The entries below need to be written out exactly, with no pictures included.

-- START --

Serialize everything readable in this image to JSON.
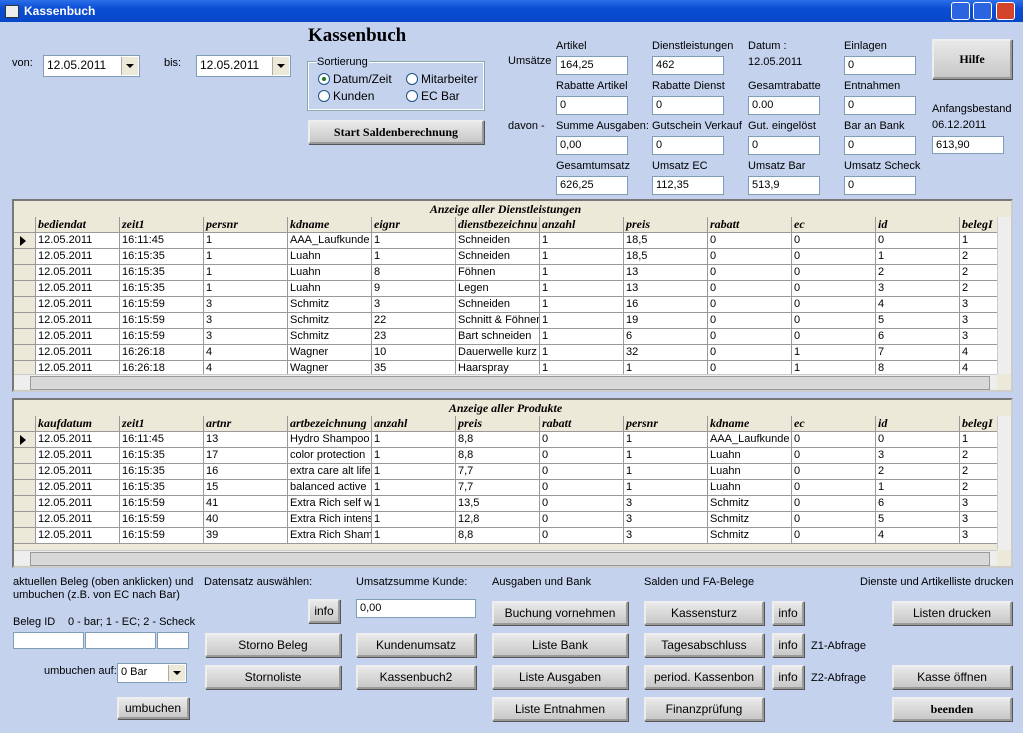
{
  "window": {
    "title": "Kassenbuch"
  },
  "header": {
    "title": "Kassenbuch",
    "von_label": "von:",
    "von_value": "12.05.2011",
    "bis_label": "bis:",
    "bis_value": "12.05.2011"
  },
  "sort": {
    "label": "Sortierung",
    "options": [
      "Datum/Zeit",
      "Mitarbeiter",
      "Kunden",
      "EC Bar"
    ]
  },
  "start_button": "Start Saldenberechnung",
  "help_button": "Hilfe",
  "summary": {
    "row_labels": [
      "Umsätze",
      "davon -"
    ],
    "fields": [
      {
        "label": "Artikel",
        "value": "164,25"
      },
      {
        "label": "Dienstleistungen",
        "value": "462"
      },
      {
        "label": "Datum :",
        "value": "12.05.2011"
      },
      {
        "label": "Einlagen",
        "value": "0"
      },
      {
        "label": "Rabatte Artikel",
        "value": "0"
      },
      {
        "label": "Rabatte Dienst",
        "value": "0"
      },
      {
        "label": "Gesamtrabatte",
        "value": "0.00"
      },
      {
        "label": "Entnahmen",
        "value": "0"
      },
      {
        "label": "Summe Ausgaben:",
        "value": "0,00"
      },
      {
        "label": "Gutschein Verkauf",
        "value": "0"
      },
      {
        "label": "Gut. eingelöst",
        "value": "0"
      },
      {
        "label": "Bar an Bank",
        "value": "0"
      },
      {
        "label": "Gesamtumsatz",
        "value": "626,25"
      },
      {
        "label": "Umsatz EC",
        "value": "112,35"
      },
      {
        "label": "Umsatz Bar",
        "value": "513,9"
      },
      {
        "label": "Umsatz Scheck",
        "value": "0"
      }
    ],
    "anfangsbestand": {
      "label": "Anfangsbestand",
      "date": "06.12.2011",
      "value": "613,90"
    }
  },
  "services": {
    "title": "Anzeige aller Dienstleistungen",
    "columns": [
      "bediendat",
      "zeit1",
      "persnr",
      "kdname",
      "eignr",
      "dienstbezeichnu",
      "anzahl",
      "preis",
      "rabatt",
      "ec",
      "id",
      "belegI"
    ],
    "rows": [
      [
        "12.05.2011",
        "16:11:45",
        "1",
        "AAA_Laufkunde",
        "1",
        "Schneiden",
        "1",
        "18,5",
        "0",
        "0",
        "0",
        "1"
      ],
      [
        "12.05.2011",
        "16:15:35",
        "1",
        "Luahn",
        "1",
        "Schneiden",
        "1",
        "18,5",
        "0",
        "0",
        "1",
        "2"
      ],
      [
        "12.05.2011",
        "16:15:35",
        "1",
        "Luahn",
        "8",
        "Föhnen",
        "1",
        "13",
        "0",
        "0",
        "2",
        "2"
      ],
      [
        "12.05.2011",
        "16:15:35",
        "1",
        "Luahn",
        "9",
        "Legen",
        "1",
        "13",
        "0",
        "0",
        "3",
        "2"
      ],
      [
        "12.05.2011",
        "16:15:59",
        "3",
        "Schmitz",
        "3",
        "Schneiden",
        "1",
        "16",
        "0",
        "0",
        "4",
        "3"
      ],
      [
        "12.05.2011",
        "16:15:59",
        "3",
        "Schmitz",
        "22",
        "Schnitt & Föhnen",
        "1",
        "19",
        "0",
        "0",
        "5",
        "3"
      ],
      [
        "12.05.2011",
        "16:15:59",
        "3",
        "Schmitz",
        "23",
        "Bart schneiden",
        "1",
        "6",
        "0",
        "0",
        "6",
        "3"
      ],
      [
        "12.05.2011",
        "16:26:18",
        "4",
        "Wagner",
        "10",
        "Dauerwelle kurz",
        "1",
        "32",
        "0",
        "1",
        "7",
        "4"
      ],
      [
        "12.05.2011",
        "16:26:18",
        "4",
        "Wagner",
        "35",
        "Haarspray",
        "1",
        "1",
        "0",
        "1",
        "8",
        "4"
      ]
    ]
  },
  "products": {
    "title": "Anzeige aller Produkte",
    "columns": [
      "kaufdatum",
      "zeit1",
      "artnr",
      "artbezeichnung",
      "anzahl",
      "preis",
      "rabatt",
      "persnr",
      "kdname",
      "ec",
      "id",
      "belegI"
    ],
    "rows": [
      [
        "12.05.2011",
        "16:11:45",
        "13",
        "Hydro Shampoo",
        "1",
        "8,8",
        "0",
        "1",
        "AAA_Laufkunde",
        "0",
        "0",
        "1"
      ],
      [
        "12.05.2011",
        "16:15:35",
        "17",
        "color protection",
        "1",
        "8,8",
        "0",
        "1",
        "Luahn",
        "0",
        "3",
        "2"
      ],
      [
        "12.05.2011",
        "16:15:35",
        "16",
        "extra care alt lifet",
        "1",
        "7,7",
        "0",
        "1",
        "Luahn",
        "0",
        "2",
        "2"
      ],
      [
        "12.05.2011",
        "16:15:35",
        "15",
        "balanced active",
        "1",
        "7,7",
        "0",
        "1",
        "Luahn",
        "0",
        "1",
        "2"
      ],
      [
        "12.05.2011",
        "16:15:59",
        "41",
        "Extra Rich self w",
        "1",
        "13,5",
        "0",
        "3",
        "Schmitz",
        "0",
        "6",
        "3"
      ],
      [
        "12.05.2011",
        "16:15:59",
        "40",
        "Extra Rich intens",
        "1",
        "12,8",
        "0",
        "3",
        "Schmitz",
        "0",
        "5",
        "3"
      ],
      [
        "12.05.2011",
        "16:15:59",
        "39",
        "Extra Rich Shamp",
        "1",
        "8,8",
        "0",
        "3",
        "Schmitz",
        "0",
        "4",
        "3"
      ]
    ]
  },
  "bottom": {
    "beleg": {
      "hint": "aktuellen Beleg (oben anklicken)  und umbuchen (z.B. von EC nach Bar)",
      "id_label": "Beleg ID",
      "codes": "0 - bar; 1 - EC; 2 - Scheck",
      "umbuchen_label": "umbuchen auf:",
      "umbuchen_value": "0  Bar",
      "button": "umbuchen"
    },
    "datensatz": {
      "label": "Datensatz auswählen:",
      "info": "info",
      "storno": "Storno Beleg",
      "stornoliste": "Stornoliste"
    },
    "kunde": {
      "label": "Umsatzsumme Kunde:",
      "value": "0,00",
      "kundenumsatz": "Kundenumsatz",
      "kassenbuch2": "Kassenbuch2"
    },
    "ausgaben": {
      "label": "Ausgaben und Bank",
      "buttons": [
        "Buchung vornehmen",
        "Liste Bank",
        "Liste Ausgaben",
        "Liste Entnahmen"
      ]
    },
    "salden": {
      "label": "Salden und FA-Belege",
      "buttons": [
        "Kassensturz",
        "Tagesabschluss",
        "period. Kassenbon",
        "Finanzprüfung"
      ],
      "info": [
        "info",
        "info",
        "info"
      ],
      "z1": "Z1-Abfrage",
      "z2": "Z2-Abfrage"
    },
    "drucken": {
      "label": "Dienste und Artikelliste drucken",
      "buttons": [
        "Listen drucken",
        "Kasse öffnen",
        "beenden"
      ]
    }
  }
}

-- END --

__Right answer__.
Serialize everything readable in this image to JSON.
{
  "window": {
    "title": "Kassenbuch"
  },
  "header": {
    "title": "Kassenbuch",
    "von_label": "von:",
    "von_value": "12.05.2011",
    "bis_label": "bis:",
    "bis_value": "12.05.2011"
  },
  "sort": {
    "label": "Sortierung",
    "options": [
      "Datum/Zeit",
      "Mitarbeiter",
      "Kunden",
      "EC Bar"
    ]
  },
  "start_button": "Start Saldenberechnung",
  "help_button": "Hilfe",
  "summary": {
    "row_labels": [
      "Umsätze",
      "davon -"
    ],
    "fields": [
      {
        "label": "Artikel",
        "value": "164,25"
      },
      {
        "label": "Dienstleistungen",
        "value": "462"
      },
      {
        "label": "Datum :",
        "value": "12.05.2011"
      },
      {
        "label": "Einlagen",
        "value": "0"
      },
      {
        "label": "Rabatte Artikel",
        "value": "0"
      },
      {
        "label": "Rabatte Dienst",
        "value": "0"
      },
      {
        "label": "Gesamtrabatte",
        "value": "0.00"
      },
      {
        "label": "Entnahmen",
        "value": "0"
      },
      {
        "label": "Summe Ausgaben:",
        "value": "0,00"
      },
      {
        "label": "Gutschein Verkauf",
        "value": "0"
      },
      {
        "label": "Gut. eingelöst",
        "value": "0"
      },
      {
        "label": "Bar an Bank",
        "value": "0"
      },
      {
        "label": "Gesamtumsatz",
        "value": "626,25"
      },
      {
        "label": "Umsatz EC",
        "value": "112,35"
      },
      {
        "label": "Umsatz Bar",
        "value": "513,9"
      },
      {
        "label": "Umsatz Scheck",
        "value": "0"
      }
    ],
    "anfangsbestand": {
      "label": "Anfangsbestand",
      "date": "06.12.2011",
      "value": "613,90"
    }
  },
  "services": {
    "title": "Anzeige aller Dienstleistungen",
    "columns": [
      "bediendat",
      "zeit1",
      "persnr",
      "kdname",
      "eignr",
      "dienstbezeichnu",
      "anzahl",
      "preis",
      "rabatt",
      "ec",
      "id",
      "belegI"
    ],
    "rows": [
      [
        "12.05.2011",
        "16:11:45",
        "1",
        "AAA_Laufkunde",
        "1",
        "Schneiden",
        "1",
        "18,5",
        "0",
        "0",
        "0",
        "1"
      ],
      [
        "12.05.2011",
        "16:15:35",
        "1",
        "Luahn",
        "1",
        "Schneiden",
        "1",
        "18,5",
        "0",
        "0",
        "1",
        "2"
      ],
      [
        "12.05.2011",
        "16:15:35",
        "1",
        "Luahn",
        "8",
        "Föhnen",
        "1",
        "13",
        "0",
        "0",
        "2",
        "2"
      ],
      [
        "12.05.2011",
        "16:15:35",
        "1",
        "Luahn",
        "9",
        "Legen",
        "1",
        "13",
        "0",
        "0",
        "3",
        "2"
      ],
      [
        "12.05.2011",
        "16:15:59",
        "3",
        "Schmitz",
        "3",
        "Schneiden",
        "1",
        "16",
        "0",
        "0",
        "4",
        "3"
      ],
      [
        "12.05.2011",
        "16:15:59",
        "3",
        "Schmitz",
        "22",
        "Schnitt & Föhnen",
        "1",
        "19",
        "0",
        "0",
        "5",
        "3"
      ],
      [
        "12.05.2011",
        "16:15:59",
        "3",
        "Schmitz",
        "23",
        "Bart schneiden",
        "1",
        "6",
        "0",
        "0",
        "6",
        "3"
      ],
      [
        "12.05.2011",
        "16:26:18",
        "4",
        "Wagner",
        "10",
        "Dauerwelle kurz",
        "1",
        "32",
        "0",
        "1",
        "7",
        "4"
      ],
      [
        "12.05.2011",
        "16:26:18",
        "4",
        "Wagner",
        "35",
        "Haarspray",
        "1",
        "1",
        "0",
        "1",
        "8",
        "4"
      ]
    ]
  },
  "products": {
    "title": "Anzeige aller Produkte",
    "columns": [
      "kaufdatum",
      "zeit1",
      "artnr",
      "artbezeichnung",
      "anzahl",
      "preis",
      "rabatt",
      "persnr",
      "kdname",
      "ec",
      "id",
      "belegI"
    ],
    "rows": [
      [
        "12.05.2011",
        "16:11:45",
        "13",
        "Hydro Shampoo",
        "1",
        "8,8",
        "0",
        "1",
        "AAA_Laufkunde",
        "0",
        "0",
        "1"
      ],
      [
        "12.05.2011",
        "16:15:35",
        "17",
        "color protection",
        "1",
        "8,8",
        "0",
        "1",
        "Luahn",
        "0",
        "3",
        "2"
      ],
      [
        "12.05.2011",
        "16:15:35",
        "16",
        "extra care alt lifet",
        "1",
        "7,7",
        "0",
        "1",
        "Luahn",
        "0",
        "2",
        "2"
      ],
      [
        "12.05.2011",
        "16:15:35",
        "15",
        "balanced active",
        "1",
        "7,7",
        "0",
        "1",
        "Luahn",
        "0",
        "1",
        "2"
      ],
      [
        "12.05.2011",
        "16:15:59",
        "41",
        "Extra Rich self w",
        "1",
        "13,5",
        "0",
        "3",
        "Schmitz",
        "0",
        "6",
        "3"
      ],
      [
        "12.05.2011",
        "16:15:59",
        "40",
        "Extra Rich intens",
        "1",
        "12,8",
        "0",
        "3",
        "Schmitz",
        "0",
        "5",
        "3"
      ],
      [
        "12.05.2011",
        "16:15:59",
        "39",
        "Extra Rich Shamp",
        "1",
        "8,8",
        "0",
        "3",
        "Schmitz",
        "0",
        "4",
        "3"
      ]
    ]
  },
  "bottom": {
    "beleg": {
      "hint": "aktuellen Beleg (oben anklicken)  und umbuchen (z.B. von EC nach Bar)",
      "id_label": "Beleg ID",
      "codes": "0 - bar; 1 - EC; 2 - Scheck",
      "umbuchen_label": "umbuchen auf:",
      "umbuchen_value": "0  Bar",
      "button": "umbuchen"
    },
    "datensatz": {
      "label": "Datensatz auswählen:",
      "info": "info",
      "storno": "Storno Beleg",
      "stornoliste": "Stornoliste"
    },
    "kunde": {
      "label": "Umsatzsumme Kunde:",
      "value": "0,00",
      "kundenumsatz": "Kundenumsatz",
      "kassenbuch2": "Kassenbuch2"
    },
    "ausgaben": {
      "label": "Ausgaben und Bank",
      "buttons": [
        "Buchung vornehmen",
        "Liste Bank",
        "Liste Ausgaben",
        "Liste Entnahmen"
      ]
    },
    "salden": {
      "label": "Salden und FA-Belege",
      "buttons": [
        "Kassensturz",
        "Tagesabschluss",
        "period. Kassenbon",
        "Finanzprüfung"
      ],
      "info": [
        "info",
        "info",
        "info"
      ],
      "z1": "Z1-Abfrage",
      "z2": "Z2-Abfrage"
    },
    "drucken": {
      "label": "Dienste und Artikelliste drucken",
      "buttons": [
        "Listen drucken",
        "Kasse öffnen",
        "beenden"
      ]
    }
  }
}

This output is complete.